- [Problem to solve] Please copy every line of the material below, character for character.

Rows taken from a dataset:
-.-.-
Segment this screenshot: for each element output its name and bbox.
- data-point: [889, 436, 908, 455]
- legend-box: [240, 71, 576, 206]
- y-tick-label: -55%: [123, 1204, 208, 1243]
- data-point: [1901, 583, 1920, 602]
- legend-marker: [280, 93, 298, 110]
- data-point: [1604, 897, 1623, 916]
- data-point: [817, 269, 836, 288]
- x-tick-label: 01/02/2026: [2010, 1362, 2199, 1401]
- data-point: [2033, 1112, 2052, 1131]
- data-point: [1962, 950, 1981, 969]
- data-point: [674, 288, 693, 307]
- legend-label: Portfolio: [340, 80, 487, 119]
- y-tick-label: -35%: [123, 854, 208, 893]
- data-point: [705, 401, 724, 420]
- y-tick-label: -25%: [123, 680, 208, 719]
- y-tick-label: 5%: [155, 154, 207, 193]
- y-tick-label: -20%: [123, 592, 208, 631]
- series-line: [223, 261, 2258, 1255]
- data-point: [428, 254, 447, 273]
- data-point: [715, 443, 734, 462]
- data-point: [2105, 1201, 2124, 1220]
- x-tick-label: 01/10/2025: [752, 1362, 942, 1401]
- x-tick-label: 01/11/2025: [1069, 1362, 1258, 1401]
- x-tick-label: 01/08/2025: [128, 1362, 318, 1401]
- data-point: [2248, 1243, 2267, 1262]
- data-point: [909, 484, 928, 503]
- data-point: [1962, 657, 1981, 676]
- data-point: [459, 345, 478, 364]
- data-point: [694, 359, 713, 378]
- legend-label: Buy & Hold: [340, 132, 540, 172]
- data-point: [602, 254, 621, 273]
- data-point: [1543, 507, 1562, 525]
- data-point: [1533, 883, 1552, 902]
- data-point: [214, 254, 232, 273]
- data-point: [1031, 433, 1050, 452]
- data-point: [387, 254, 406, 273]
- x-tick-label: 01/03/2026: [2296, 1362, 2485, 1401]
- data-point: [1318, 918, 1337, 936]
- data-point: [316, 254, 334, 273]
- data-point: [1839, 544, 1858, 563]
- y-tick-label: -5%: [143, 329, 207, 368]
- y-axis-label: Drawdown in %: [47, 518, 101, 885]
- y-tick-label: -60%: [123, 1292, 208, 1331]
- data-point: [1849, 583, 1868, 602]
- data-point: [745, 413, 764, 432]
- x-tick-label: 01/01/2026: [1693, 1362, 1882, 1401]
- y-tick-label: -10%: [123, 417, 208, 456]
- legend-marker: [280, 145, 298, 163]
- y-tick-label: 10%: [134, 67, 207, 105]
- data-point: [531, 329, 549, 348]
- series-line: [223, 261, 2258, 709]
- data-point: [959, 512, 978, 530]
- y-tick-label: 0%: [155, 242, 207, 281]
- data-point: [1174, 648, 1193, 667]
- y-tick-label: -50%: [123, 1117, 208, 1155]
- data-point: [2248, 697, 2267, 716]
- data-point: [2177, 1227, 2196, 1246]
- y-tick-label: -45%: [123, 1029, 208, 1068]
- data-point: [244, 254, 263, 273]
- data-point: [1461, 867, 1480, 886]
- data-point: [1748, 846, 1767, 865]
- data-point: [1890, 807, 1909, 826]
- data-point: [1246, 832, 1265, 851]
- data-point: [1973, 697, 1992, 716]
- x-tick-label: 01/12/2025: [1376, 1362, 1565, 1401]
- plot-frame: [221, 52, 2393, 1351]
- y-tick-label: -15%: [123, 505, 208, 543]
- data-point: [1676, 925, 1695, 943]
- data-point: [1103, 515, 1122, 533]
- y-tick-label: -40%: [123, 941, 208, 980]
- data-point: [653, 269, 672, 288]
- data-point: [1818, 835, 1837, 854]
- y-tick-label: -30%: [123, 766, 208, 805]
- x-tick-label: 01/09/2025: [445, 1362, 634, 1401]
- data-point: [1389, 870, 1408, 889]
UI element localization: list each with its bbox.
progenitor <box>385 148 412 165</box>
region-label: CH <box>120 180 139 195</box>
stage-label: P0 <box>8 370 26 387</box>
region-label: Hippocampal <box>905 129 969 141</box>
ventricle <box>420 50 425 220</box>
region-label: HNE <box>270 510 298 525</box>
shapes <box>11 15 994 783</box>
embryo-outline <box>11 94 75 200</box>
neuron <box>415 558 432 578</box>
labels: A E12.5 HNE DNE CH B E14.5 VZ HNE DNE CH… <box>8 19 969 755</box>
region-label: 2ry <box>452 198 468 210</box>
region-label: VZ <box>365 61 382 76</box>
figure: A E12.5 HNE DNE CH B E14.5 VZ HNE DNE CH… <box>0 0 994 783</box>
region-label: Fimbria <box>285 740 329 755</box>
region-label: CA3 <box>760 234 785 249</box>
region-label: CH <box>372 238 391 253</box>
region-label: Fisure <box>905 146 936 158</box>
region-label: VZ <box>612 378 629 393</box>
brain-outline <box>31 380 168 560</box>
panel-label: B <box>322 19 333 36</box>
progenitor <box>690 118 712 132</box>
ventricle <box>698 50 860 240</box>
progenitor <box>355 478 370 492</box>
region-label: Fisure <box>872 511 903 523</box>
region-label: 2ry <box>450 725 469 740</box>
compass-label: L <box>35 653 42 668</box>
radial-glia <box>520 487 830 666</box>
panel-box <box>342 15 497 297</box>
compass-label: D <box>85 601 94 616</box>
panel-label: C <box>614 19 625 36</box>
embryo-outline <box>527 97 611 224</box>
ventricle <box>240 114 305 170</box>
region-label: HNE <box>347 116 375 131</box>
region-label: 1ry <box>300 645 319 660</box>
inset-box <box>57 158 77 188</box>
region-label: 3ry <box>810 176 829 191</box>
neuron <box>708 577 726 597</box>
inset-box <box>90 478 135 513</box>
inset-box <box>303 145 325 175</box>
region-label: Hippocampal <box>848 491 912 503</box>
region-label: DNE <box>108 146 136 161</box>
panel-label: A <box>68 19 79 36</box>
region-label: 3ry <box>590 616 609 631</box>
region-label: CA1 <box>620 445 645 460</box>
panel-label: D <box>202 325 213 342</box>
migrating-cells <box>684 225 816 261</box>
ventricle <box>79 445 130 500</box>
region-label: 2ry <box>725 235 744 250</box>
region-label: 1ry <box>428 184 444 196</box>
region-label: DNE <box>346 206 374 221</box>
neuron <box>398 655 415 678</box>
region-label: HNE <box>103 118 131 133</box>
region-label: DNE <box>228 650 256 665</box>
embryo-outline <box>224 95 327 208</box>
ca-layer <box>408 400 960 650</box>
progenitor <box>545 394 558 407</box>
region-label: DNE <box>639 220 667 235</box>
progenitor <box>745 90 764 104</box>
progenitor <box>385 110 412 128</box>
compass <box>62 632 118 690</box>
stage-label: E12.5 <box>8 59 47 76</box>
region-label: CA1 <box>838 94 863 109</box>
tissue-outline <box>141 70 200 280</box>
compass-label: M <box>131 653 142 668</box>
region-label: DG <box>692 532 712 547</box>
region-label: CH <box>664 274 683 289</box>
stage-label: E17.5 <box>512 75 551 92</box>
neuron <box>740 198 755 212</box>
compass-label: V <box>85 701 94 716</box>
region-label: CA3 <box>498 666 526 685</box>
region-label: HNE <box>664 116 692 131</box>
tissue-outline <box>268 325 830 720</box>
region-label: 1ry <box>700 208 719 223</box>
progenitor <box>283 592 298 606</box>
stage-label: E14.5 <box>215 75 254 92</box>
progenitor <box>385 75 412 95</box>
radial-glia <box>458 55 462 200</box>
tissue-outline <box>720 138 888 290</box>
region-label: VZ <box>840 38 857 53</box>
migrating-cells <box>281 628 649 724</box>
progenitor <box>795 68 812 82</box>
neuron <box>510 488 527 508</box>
-.-.-
- [Written reply]
Segment this screenshot: for each element output its name and bbox.
- data-point: [889, 436, 908, 455]
- legend-box: [240, 71, 576, 206]
- y-tick-label: -55%: [123, 1204, 208, 1243]
- data-point: [1901, 583, 1920, 602]
- legend-marker: [280, 93, 298, 110]
- data-point: [1604, 897, 1623, 916]
- data-point: [817, 269, 836, 288]
- x-tick-label: 01/02/2026: [2010, 1362, 2199, 1401]
- data-point: [2033, 1112, 2052, 1131]
- data-point: [1962, 950, 1981, 969]
- data-point: [674, 288, 693, 307]
- legend-label: Portfolio: [340, 80, 487, 119]
- y-tick-label: -35%: [123, 854, 208, 893]
- data-point: [705, 401, 724, 420]
- y-tick-label: -25%: [123, 680, 208, 719]
- y-tick-label: 5%: [155, 154, 207, 193]
- y-tick-label: -20%: [123, 592, 208, 631]
- series-line: [223, 261, 2258, 1255]
- data-point: [428, 254, 447, 273]
- data-point: [715, 443, 734, 462]
- data-point: [2105, 1201, 2124, 1220]
- x-tick-label: 01/10/2025: [752, 1362, 942, 1401]
- x-tick-label: 01/11/2025: [1069, 1362, 1258, 1401]
- x-tick-label: 01/08/2025: [128, 1362, 318, 1401]
- data-point: [2248, 1243, 2267, 1262]
- data-point: [909, 484, 928, 503]
- data-point: [1962, 657, 1981, 676]
- data-point: [459, 345, 478, 364]
- data-point: [694, 359, 713, 378]
- legend-label: Buy & Hold: [340, 132, 540, 172]
- data-point: [602, 254, 621, 273]
- data-point: [1543, 507, 1562, 525]
- data-point: [1533, 883, 1552, 902]
- data-point: [214, 254, 232, 273]
- data-point: [1031, 433, 1050, 452]
- data-point: [387, 254, 406, 273]
- x-tick-label: 01/03/2026: [2296, 1362, 2485, 1401]
- data-point: [1318, 918, 1337, 936]
- data-point: [316, 254, 334, 273]
- data-point: [1839, 544, 1858, 563]
- y-tick-label: -5%: [143, 329, 207, 368]
- y-axis-label: Drawdown in %: [47, 518, 101, 885]
- y-tick-label: -60%: [123, 1292, 208, 1331]
- data-point: [1849, 583, 1868, 602]
- data-point: [745, 413, 764, 432]
- x-tick-label: 01/01/2026: [1693, 1362, 1882, 1401]
- y-tick-label: -10%: [123, 417, 208, 456]
- legend-marker: [280, 145, 298, 163]
- y-tick-label: 10%: [134, 67, 207, 105]
- data-point: [531, 329, 549, 348]
- series-line: [223, 261, 2258, 709]
- data-point: [959, 512, 978, 530]
- y-tick-label: 0%: [155, 242, 207, 281]
- data-point: [1174, 648, 1193, 667]
- y-tick-label: -50%: [123, 1117, 208, 1155]
- data-point: [2248, 697, 2267, 716]
- data-point: [2177, 1227, 2196, 1246]
- y-tick-label: -45%: [123, 1029, 208, 1068]
- data-point: [244, 254, 263, 273]
- data-point: [1461, 867, 1480, 886]
- data-point: [1748, 846, 1767, 865]
- data-point: [1890, 807, 1909, 826]
- data-point: [1246, 832, 1265, 851]
- data-point: [1973, 697, 1992, 716]
- x-tick-label: 01/12/2025: [1376, 1362, 1565, 1401]
- plot-frame: [221, 52, 2393, 1351]
- y-tick-label: -15%: [123, 505, 208, 543]
- data-point: [1676, 925, 1695, 943]
- data-point: [1103, 515, 1122, 533]
- y-tick-label: -40%: [123, 941, 208, 980]
- data-point: [653, 269, 672, 288]
- data-point: [1818, 835, 1837, 854]
- y-tick-label: -30%: [123, 766, 208, 805]
- x-tick-label: 01/09/2025: [445, 1362, 634, 1401]
- data-point: [1389, 870, 1408, 889]
UI element localization: list each with its bbox.
progenitor <box>385 148 412 165</box>
region-label: CH <box>120 180 139 195</box>
stage-label: P0 <box>8 370 26 387</box>
region-label: Hippocampal <box>905 129 969 141</box>
ventricle <box>420 50 425 220</box>
region-label: HNE <box>270 510 298 525</box>
shapes <box>11 15 994 783</box>
embryo-outline <box>11 94 75 200</box>
neuron <box>415 558 432 578</box>
labels: A E12.5 HNE DNE CH B E14.5 VZ HNE DNE CH… <box>8 19 969 755</box>
region-label: 2ry <box>452 198 468 210</box>
region-label: VZ <box>365 61 382 76</box>
figure: A E12.5 HNE DNE CH B E14.5 VZ HNE DNE CH… <box>0 0 994 783</box>
region-label: Fimbria <box>285 740 329 755</box>
region-label: CA3 <box>760 234 785 249</box>
region-label: CH <box>372 238 391 253</box>
region-label: Fisure <box>905 146 936 158</box>
region-label: VZ <box>612 378 629 393</box>
brain-outline <box>31 380 168 560</box>
panel-label: B <box>322 19 333 36</box>
progenitor <box>690 118 712 132</box>
ventricle <box>698 50 860 240</box>
progenitor <box>355 478 370 492</box>
region-label: Fisure <box>872 511 903 523</box>
region-label: 2ry <box>450 725 469 740</box>
compass-label: L <box>35 653 42 668</box>
radial-glia <box>520 487 830 666</box>
panel-box <box>342 15 497 297</box>
compass-label: D <box>85 601 94 616</box>
panel-label: C <box>614 19 625 36</box>
embryo-outline <box>527 97 611 224</box>
ventricle <box>240 114 305 170</box>
region-label: HNE <box>347 116 375 131</box>
region-label: 1ry <box>300 645 319 660</box>
inset-box <box>57 158 77 188</box>
region-label: 3ry <box>810 176 829 191</box>
neuron <box>708 577 726 597</box>
inset-box <box>90 478 135 513</box>
inset-box <box>303 145 325 175</box>
region-label: Hippocampal <box>848 491 912 503</box>
region-label: DNE <box>108 146 136 161</box>
panel-label: A <box>68 19 79 36</box>
region-label: 3ry <box>590 616 609 631</box>
region-label: CA1 <box>620 445 645 460</box>
panel-label: D <box>202 325 213 342</box>
migrating-cells <box>684 225 816 261</box>
ventricle <box>79 445 130 500</box>
region-label: 2ry <box>725 235 744 250</box>
region-label: 1ry <box>428 184 444 196</box>
region-label: DNE <box>346 206 374 221</box>
neuron <box>398 655 415 678</box>
region-label: HNE <box>103 118 131 133</box>
region-label: DNE <box>228 650 256 665</box>
embryo-outline <box>224 95 327 208</box>
ca-layer <box>408 400 960 650</box>
progenitor <box>545 394 558 407</box>
region-label: DNE <box>639 220 667 235</box>
progenitor <box>745 90 764 104</box>
progenitor <box>385 110 412 128</box>
compass <box>62 632 118 690</box>
stage-label: E12.5 <box>8 59 47 76</box>
region-label: CA1 <box>838 94 863 109</box>
tissue-outline <box>141 70 200 280</box>
compass-label: M <box>131 653 142 668</box>
region-label: DG <box>692 532 712 547</box>
region-label: CH <box>664 274 683 289</box>
stage-label: E17.5 <box>512 75 551 92</box>
neuron <box>740 198 755 212</box>
compass-label: V <box>85 701 94 716</box>
region-label: CA3 <box>498 666 526 685</box>
region-label: HNE <box>664 116 692 131</box>
tissue-outline <box>268 325 830 720</box>
region-label: 1ry <box>700 208 719 223</box>
progenitor <box>283 592 298 606</box>
stage-label: E14.5 <box>215 75 254 92</box>
progenitor <box>385 75 412 95</box>
radial-glia <box>458 55 462 200</box>
tissue-outline <box>720 138 888 290</box>
region-label: VZ <box>840 38 857 53</box>
migrating-cells <box>281 628 649 724</box>
progenitor <box>795 68 812 82</box>
neuron <box>510 488 527 508</box>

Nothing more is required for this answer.